Write out the full set of records exactly. Any pictures in them do not belong in the copy.
--- start MATERIAL TO PROCESS ---
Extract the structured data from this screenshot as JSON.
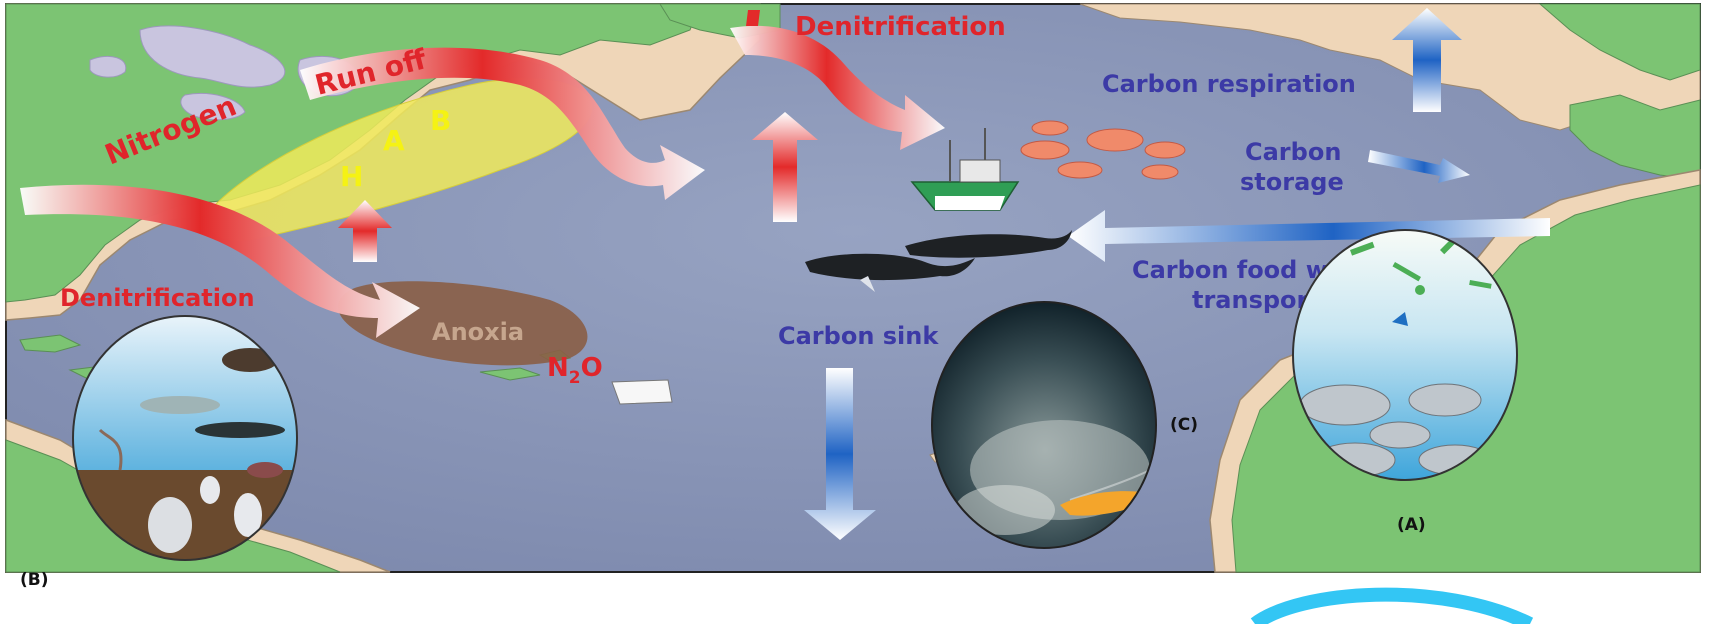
{
  "labels": {
    "nitrogen": "Nitrogen",
    "run_off": "Run off",
    "denitrification_top": "Denitrification",
    "denitrification_left": "Denitrification",
    "hab_h": "H",
    "hab_a": "A",
    "hab_b": "B",
    "anoxia": "Anoxia",
    "n2o_n": "N",
    "n2o_sub": "2",
    "n2o_o": "O",
    "carbon_respiration": "Carbon respiration",
    "carbon_storage_1": "Carbon",
    "carbon_storage_2": "storage",
    "food_web_1": "Carbon food web",
    "food_web_2": "transport",
    "carbon_sink": "Carbon sink",
    "panel_a": "(A)",
    "panel_b": "(B)",
    "panel_c": "(C)"
  },
  "colors": {
    "ocean": "#8c98b8",
    "ocean_deep": "#7f8bb0",
    "land_green": "#7cc473",
    "land_sand": "#efd6b8",
    "lake": "#c9c5df",
    "nitrogen_red": "#e0252b",
    "carbon_blue": "#3c3aa6",
    "hab_yellow": "#f0ea5a",
    "anoxia_brown": "#8a5e46",
    "highlight_arc": "#33c6f4"
  }
}
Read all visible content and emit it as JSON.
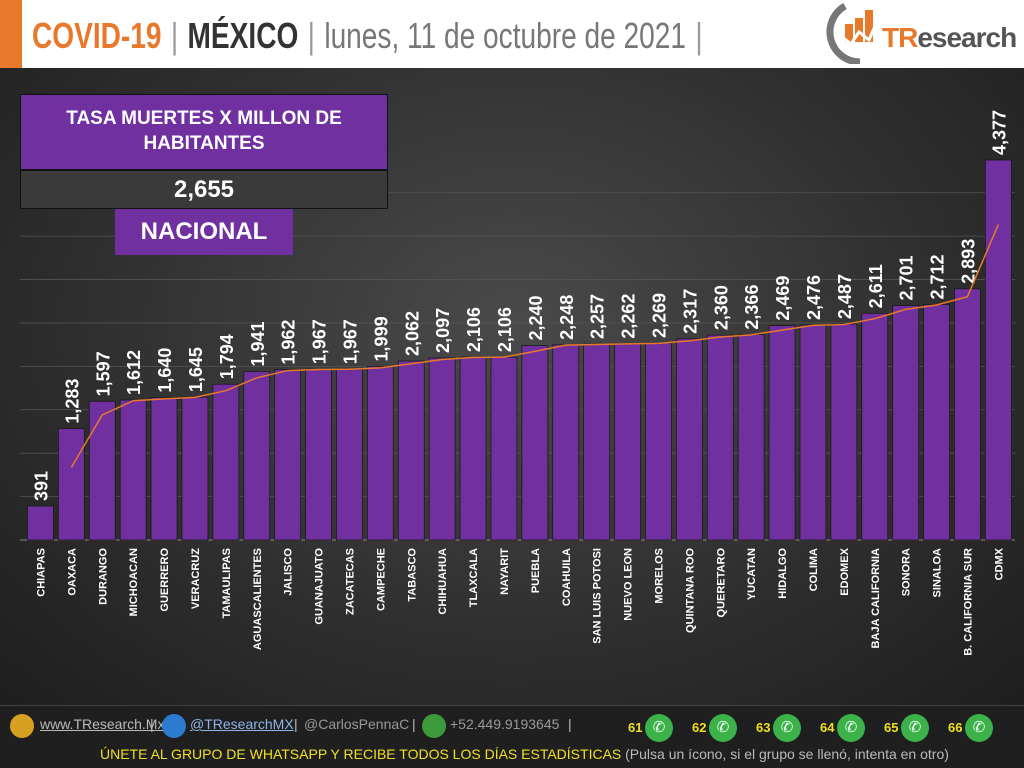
{
  "header": {
    "title": "COVID-19",
    "separator": "|",
    "country": "MÉXICO",
    "date": "lunes, 11 de octubre de 2021",
    "logo_text_accent": "TR",
    "logo_text": "esearch"
  },
  "summary": {
    "title": "TASA MUERTES X MILLON DE HABITANTES",
    "value": "2,655",
    "label": "NACIONAL"
  },
  "colors": {
    "bar": "#7030a0",
    "trend": "#e8782a",
    "accent": "#e8782a",
    "background": "#333333"
  },
  "chart_data": {
    "type": "bar",
    "title": "TASA MUERTES X MILLON DE HABITANTES",
    "categories": [
      "CHIAPAS",
      "OAXACA",
      "DURANGO",
      "MICHOACAN",
      "GUERRERO",
      "VERACRUZ",
      "TAMAULIPAS",
      "AGUASCALIENTES",
      "JALISCO",
      "GUANAJUATO",
      "ZACATECAS",
      "CAMPECHE",
      "TABASCO",
      "CHIHUAHUA",
      "TLAXCALA",
      "NAYARIT",
      "PUEBLA",
      "COAHUILA",
      "SAN LUIS POTOSI",
      "NUEVO LEON",
      "MORELOS",
      "QUINTANA ROO",
      "QUERETARO",
      "YUCATAN",
      "HIDALGO",
      "COLIMA",
      "EDOMEX",
      "BAJA CALIFORNIA",
      "SONORA",
      "SINALOA",
      "B. CALIFORNIA SUR",
      "CDMX"
    ],
    "values": [
      391,
      1283,
      1597,
      1612,
      1640,
      1645,
      1794,
      1941,
      1962,
      1967,
      1967,
      1999,
      2062,
      2097,
      2106,
      2106,
      2240,
      2248,
      2257,
      2262,
      2269,
      2317,
      2360,
      2366,
      2469,
      2476,
      2487,
      2611,
      2701,
      2712,
      2893,
      4377
    ],
    "labels": [
      "391",
      "1,283",
      "1,597",
      "1,612",
      "1,640",
      "1,645",
      "1,794",
      "1,941",
      "1,962",
      "1,967",
      "1,967",
      "1,999",
      "2,062",
      "2,097",
      "2,106",
      "2,106",
      "2,240",
      "2,248",
      "2,257",
      "2,262",
      "2,269",
      "2,317",
      "2,360",
      "2,366",
      "2,469",
      "2,476",
      "2,487",
      "2,611",
      "2,701",
      "2,712",
      "2,893",
      "4,377"
    ],
    "trendline": "2-period moving average",
    "ylim": [
      0,
      4400
    ],
    "grid": true
  },
  "footer": {
    "website": "www.TResearch.Mx",
    "twitter": "@TResearchMX",
    "user": "@CarlosPennaC",
    "phone": "+52.449.9193645",
    "sep": "|",
    "groups": [
      "61",
      "62",
      "63",
      "64",
      "65",
      "66"
    ],
    "cta": "ÚNETE AL GRUPO DE WHATSAPP Y RECIBE TODOS LOS DÍAS ESTADÍSTICAS",
    "cta_note": "(Pulsa un ícono, si el grupo se llenó, intenta en otro)"
  }
}
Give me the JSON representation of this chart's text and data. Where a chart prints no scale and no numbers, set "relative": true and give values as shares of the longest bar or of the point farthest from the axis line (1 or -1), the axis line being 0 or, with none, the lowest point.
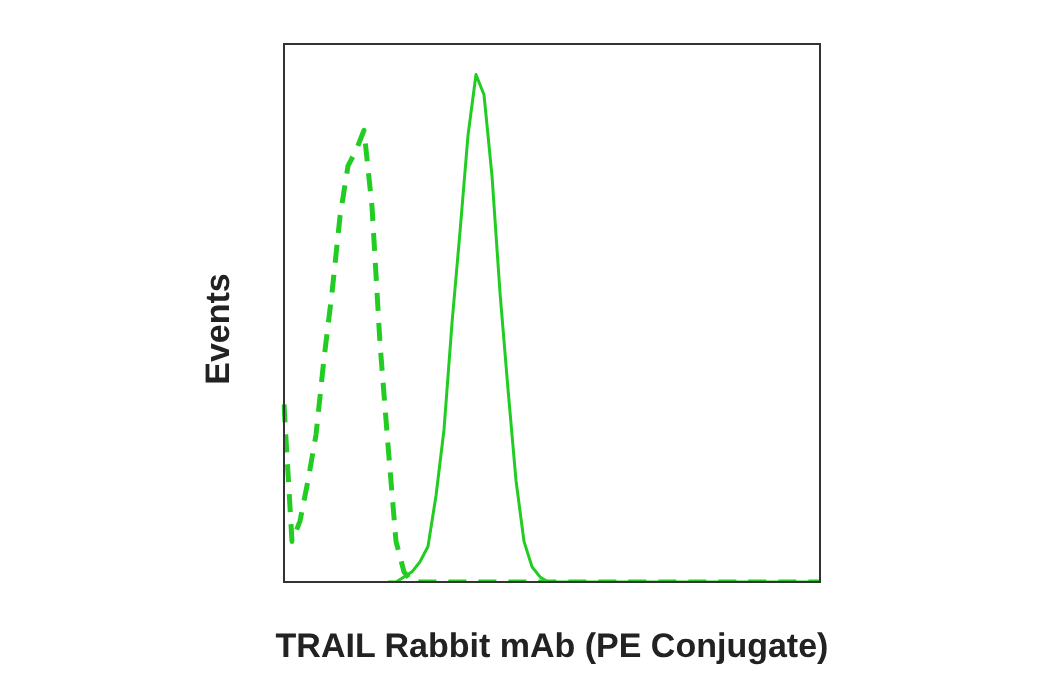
{
  "chart_data": {
    "type": "line",
    "relative": true,
    "xlabel": "TRAIL Rabbit mAb (PE Conjugate)",
    "ylabel": "Events",
    "categories": [
      null,
      null,
      null,
      null,
      null,
      null,
      null,
      null,
      null,
      null,
      null,
      null,
      null,
      null,
      null,
      null,
      null,
      null,
      null,
      null,
      null,
      null,
      null,
      null,
      null,
      null,
      null,
      null,
      null,
      null,
      null,
      null,
      null,
      null,
      null,
      null,
      null,
      null,
      null,
      null,
      null,
      null,
      null,
      null,
      null,
      null,
      null,
      null,
      null,
      null,
      null,
      null,
      null,
      null,
      null,
      null,
      null,
      null,
      null,
      null,
      null,
      null,
      null,
      null,
      null,
      null,
      null,
      null
    ],
    "series": [
      {
        "color": "#22cc22",
        "line_style": "dashed",
        "values": [
          0.35,
          0.08,
          0.12,
          0.2,
          0.29,
          0.44,
          0.57,
          0.72,
          0.82,
          0.85,
          0.89,
          0.74,
          0.47,
          0.27,
          0.08,
          0.02,
          0,
          0,
          0,
          0,
          0,
          0,
          0,
          0,
          0,
          0,
          0,
          0,
          0,
          0,
          0,
          0,
          0,
          0,
          0,
          0,
          0,
          0,
          0,
          0,
          0,
          0,
          0,
          0,
          0,
          0,
          0,
          0,
          0,
          0,
          0,
          0,
          0,
          0,
          0,
          0,
          0,
          0,
          0,
          0,
          0,
          0,
          0,
          0,
          0,
          0,
          0,
          0
        ]
      },
      {
        "color": "#22cc22",
        "line_style": "solid",
        "values": [
          null,
          null,
          null,
          null,
          null,
          null,
          null,
          null,
          null,
          null,
          null,
          null,
          null,
          0,
          0,
          0.01,
          0.02,
          0.04,
          0.07,
          0.17,
          0.3,
          0.51,
          0.69,
          0.88,
          1,
          0.96,
          0.8,
          0.57,
          0.38,
          0.2,
          0.08,
          0.03,
          0.01,
          0,
          0,
          0,
          0,
          0,
          0,
          0,
          0,
          0,
          0,
          0,
          0,
          0,
          0,
          0,
          0,
          0,
          0,
          0,
          0,
          0,
          0,
          0,
          0,
          0,
          0,
          0,
          0,
          0,
          0,
          0,
          0,
          0,
          0,
          0
        ]
      }
    ]
  }
}
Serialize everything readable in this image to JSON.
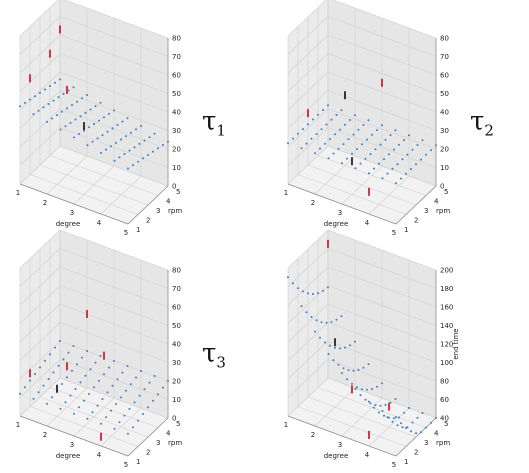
--- end MATERIAL TO PROCESS ---
# SOLUTION TO THIS EXERCISE
Extract the structured data from this screenshot as JSON.
{
  "labels": {
    "nitrogen": "Nitrogen",
    "run_off": "Run off",
    "denitrification_top": "Denitrification",
    "denitrification_left": "Denitrification",
    "hab_h": "H",
    "hab_a": "A",
    "hab_b": "B",
    "anoxia": "Anoxia",
    "n2o_n": "N",
    "n2o_sub": "2",
    "n2o_o": "O",
    "carbon_respiration": "Carbon respiration",
    "carbon_storage_1": "Carbon",
    "carbon_storage_2": "storage",
    "food_web_1": "Carbon food web",
    "food_web_2": "transport",
    "carbon_sink": "Carbon sink",
    "panel_a": "(A)",
    "panel_b": "(B)",
    "panel_c": "(C)"
  },
  "colors": {
    "ocean": "#8c98b8",
    "ocean_deep": "#7f8bb0",
    "land_green": "#7cc473",
    "land_sand": "#efd6b8",
    "lake": "#c9c5df",
    "nitrogen_red": "#e0252b",
    "carbon_blue": "#3c3aa6",
    "hab_yellow": "#f0ea5a",
    "anoxia_brown": "#8a5e46",
    "highlight_arc": "#33c6f4"
  }
}
Read all visible content and emit it as JSON.
{
  "header": {
    "title": "COVID-19",
    "separator": "|",
    "country": "MÉXICO",
    "date": "lunes, 11 de octubre de 2021",
    "logo_text_accent": "TR",
    "logo_text": "esearch"
  },
  "summary": {
    "title": "TASA MUERTES X MILLON DE HABITANTES",
    "value": "2,655",
    "label": "NACIONAL"
  },
  "colors": {
    "bar": "#7030a0",
    "trend": "#e8782a",
    "accent": "#e8782a",
    "background": "#333333"
  },
  "chart_data": {
    "type": "bar",
    "title": "TASA MUERTES X MILLON DE HABITANTES",
    "categories": [
      "CHIAPAS",
      "OAXACA",
      "DURANGO",
      "MICHOACAN",
      "GUERRERO",
      "VERACRUZ",
      "TAMAULIPAS",
      "AGUASCALIENTES",
      "JALISCO",
      "GUANAJUATO",
      "ZACATECAS",
      "CAMPECHE",
      "TABASCO",
      "CHIHUAHUA",
      "TLAXCALA",
      "NAYARIT",
      "PUEBLA",
      "COAHUILA",
      "SAN LUIS POTOSI",
      "NUEVO LEON",
      "MORELOS",
      "QUINTANA ROO",
      "QUERETARO",
      "YUCATAN",
      "HIDALGO",
      "COLIMA",
      "EDOMEX",
      "BAJA CALIFORNIA",
      "SONORA",
      "SINALOA",
      "B. CALIFORNIA SUR",
      "CDMX"
    ],
    "values": [
      391,
      1283,
      1597,
      1612,
      1640,
      1645,
      1794,
      1941,
      1962,
      1967,
      1967,
      1999,
      2062,
      2097,
      2106,
      2106,
      2240,
      2248,
      2257,
      2262,
      2269,
      2317,
      2360,
      2366,
      2469,
      2476,
      2487,
      2611,
      2701,
      2712,
      2893,
      4377
    ],
    "labels": [
      "391",
      "1,283",
      "1,597",
      "1,612",
      "1,640",
      "1,645",
      "1,794",
      "1,941",
      "1,962",
      "1,967",
      "1,967",
      "1,999",
      "2,062",
      "2,097",
      "2,106",
      "2,106",
      "2,240",
      "2,248",
      "2,257",
      "2,262",
      "2,269",
      "2,317",
      "2,360",
      "2,366",
      "2,469",
      "2,476",
      "2,487",
      "2,611",
      "2,701",
      "2,712",
      "2,893",
      "4,377"
    ],
    "trendline": "2-period moving average",
    "ylim": [
      0,
      4400
    ],
    "grid": true
  },
  "footer": {
    "website": "www.TResearch.Mx",
    "twitter": "@TResearchMX",
    "user": "@CarlosPennaC",
    "phone": "+52.449.9193645",
    "sep": "|",
    "groups": [
      "61",
      "62",
      "63",
      "64",
      "65",
      "66"
    ],
    "cta": "ÚNETE AL GRUPO DE WHATSAPP Y RECIBE TODOS LOS DÍAS ESTADÍSTICAS",
    "cta_note": "(Pulsa un ícono, si el grupo se llenó, intenta en otro)"
  }
}
Give me the JSON representation of this chart's text and data. Where a chart prints no scale and no numbers, set "relative": true and give values as shares of the longest bar or of the point farthest from the axis line (1 or -1), the axis line being 0 or, with none, the lowest point.
{
  "chart_data": {
    "type": "line",
    "relative": true,
    "xlabel": "TRAIL Rabbit mAb (PE Conjugate)",
    "ylabel": "Events",
    "categories": [
      null,
      null,
      null,
      null,
      null,
      null,
      null,
      null,
      null,
      null,
      null,
      null,
      null,
      null,
      null,
      null,
      null,
      null,
      null,
      null,
      null,
      null,
      null,
      null,
      null,
      null,
      null,
      null,
      null,
      null,
      null,
      null,
      null,
      null,
      null,
      null,
      null,
      null,
      null,
      null,
      null,
      null,
      null,
      null,
      null,
      null,
      null,
      null,
      null,
      null,
      null,
      null,
      null,
      null,
      null,
      null,
      null,
      null,
      null,
      null,
      null,
      null,
      null,
      null,
      null,
      null,
      null,
      null
    ],
    "series": [
      {
        "color": "#22cc22",
        "line_style": "dashed",
        "values": [
          0.35,
          0.08,
          0.12,
          0.2,
          0.29,
          0.44,
          0.57,
          0.72,
          0.82,
          0.85,
          0.89,
          0.74,
          0.47,
          0.27,
          0.08,
          0.02,
          0,
          0,
          0,
          0,
          0,
          0,
          0,
          0,
          0,
          0,
          0,
          0,
          0,
          0,
          0,
          0,
          0,
          0,
          0,
          0,
          0,
          0,
          0,
          0,
          0,
          0,
          0,
          0,
          0,
          0,
          0,
          0,
          0,
          0,
          0,
          0,
          0,
          0,
          0,
          0,
          0,
          0,
          0,
          0,
          0,
          0,
          0,
          0,
          0,
          0,
          0,
          0
        ]
      },
      {
        "color": "#22cc22",
        "line_style": "solid",
        "values": [
          null,
          null,
          null,
          null,
          null,
          null,
          null,
          null,
          null,
          null,
          null,
          null,
          null,
          0,
          0,
          0.01,
          0.02,
          0.04,
          0.07,
          0.17,
          0.3,
          0.51,
          0.69,
          0.88,
          1,
          0.96,
          0.8,
          0.57,
          0.38,
          0.2,
          0.08,
          0.03,
          0.01,
          0,
          0,
          0,
          0,
          0,
          0,
          0,
          0,
          0,
          0,
          0,
          0,
          0,
          0,
          0,
          0,
          0,
          0,
          0,
          0,
          0,
          0,
          0,
          0,
          0,
          0,
          0,
          0,
          0,
          0,
          0,
          0,
          0,
          0,
          0
        ]
      }
    ]
  }
}
Serialize everything readable in this image to JSON.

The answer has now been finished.